- _Required work_:
Go through the lines below. Copy those with "manage".

- _Records for the exercise_:
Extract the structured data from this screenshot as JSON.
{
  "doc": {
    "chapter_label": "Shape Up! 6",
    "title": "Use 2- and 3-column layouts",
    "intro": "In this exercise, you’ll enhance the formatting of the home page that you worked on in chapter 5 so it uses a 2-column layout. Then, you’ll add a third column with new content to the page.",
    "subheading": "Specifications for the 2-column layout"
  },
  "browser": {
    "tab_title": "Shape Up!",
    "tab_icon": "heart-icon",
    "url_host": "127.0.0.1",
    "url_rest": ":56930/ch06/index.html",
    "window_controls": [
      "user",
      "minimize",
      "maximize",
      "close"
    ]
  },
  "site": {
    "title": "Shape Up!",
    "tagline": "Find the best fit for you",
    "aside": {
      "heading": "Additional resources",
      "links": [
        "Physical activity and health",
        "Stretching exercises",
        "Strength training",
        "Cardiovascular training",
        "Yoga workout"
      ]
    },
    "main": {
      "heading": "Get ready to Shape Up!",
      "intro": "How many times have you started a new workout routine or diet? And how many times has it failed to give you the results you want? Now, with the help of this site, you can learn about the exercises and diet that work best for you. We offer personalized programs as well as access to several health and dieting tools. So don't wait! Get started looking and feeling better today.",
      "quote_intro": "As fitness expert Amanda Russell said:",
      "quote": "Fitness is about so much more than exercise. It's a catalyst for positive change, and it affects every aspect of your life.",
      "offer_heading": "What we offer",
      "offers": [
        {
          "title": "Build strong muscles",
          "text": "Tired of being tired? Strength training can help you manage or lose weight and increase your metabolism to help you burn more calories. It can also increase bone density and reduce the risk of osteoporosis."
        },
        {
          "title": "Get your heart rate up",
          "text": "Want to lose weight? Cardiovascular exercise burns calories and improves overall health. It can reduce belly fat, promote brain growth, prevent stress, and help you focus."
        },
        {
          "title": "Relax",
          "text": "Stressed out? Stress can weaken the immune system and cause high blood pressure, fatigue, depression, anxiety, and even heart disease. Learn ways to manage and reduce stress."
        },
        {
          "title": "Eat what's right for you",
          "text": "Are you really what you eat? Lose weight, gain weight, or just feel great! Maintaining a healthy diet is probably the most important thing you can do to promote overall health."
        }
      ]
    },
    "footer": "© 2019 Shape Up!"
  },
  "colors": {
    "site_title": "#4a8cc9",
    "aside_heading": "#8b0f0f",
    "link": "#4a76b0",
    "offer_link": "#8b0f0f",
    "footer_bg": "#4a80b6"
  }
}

- _Exercise answer_:
          "text": "Tired of being tired? Strength training can help you manage or lose weight and increase your metabolism to help you burn more calories. It can also increase bone density and reduce the risk of osteoporosis."
          "text": "Stressed out? Stress can weaken the immune system and cause high blood pressure, fatigue, depression, anxiety, and even heart disease. Learn ways to manage and reduce stress."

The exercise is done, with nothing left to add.